• **Texte source**
######
Ne voulant pas nous voir souffrir, ni nous montrer qu'elle souffrent, elles nous retirent ni plus ni moins du monde, nos mères, elles nous coupent l'horizon.

Ou nous faisons diversion, ou nous mourons. Ou nous parlons de tout et n'importe quoi comme nous en avons l'habitude, ou nous mourons encore.

Et elles marchent dans les rues pleines de monde du quartier d'Achrafieh, rebâties avec les moyens du bord pour oublier le plus vite possible ce qui s'y est passé,et, selon les règles du premier sport national - je n'ai rien vu/tu n'as rien vu/personne n'a rien vu -, continuer à vivre.

Les enfants sont dans leurs coeurs tout le temps.

Du reste, pas une seule seconde elles ne se doutent que nous cachons mille choses au fond de nous, totalement dérobées à leur regard, dans une sorte de caisson fragile scellé par un cadenas qui est notre coeur.
######
• **Données fournies**
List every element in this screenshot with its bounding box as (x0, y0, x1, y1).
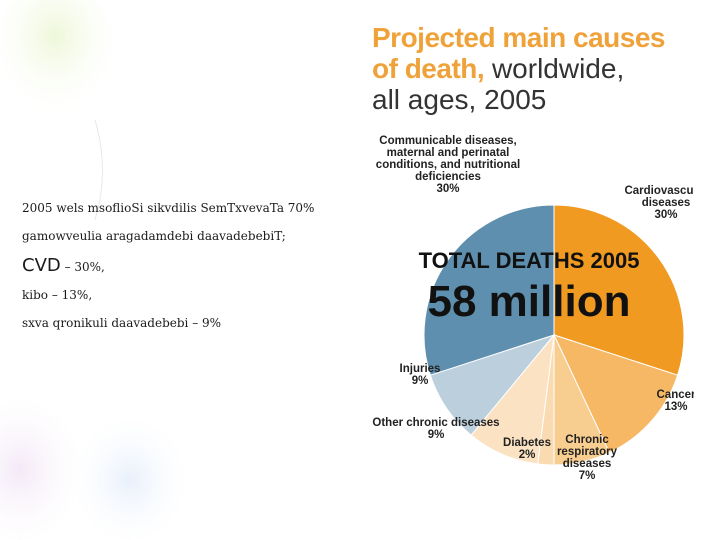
######
• **Exercices**
• a. Recopiez, s'il vous plaît, le passage du texte source situé entre "Les enfants sont" et "est notre coeur.", bornes incluses.
• b. D'après le texte source, dans quel quartier se trouvent les rues où marchent les mères ?

• **Les réponses**
• a.
Les enfants sont dans leurs coeurs tout le temps.

Du reste, pas une seule seconde elles ne se doutent que nous cachons mille choses au fond de nous, totalement dérobées à leur regard, dans une sorte de caisson fragile scellé par un cadenas qui est notre coeur.

• b. Dans le quartier d'Achrafieh.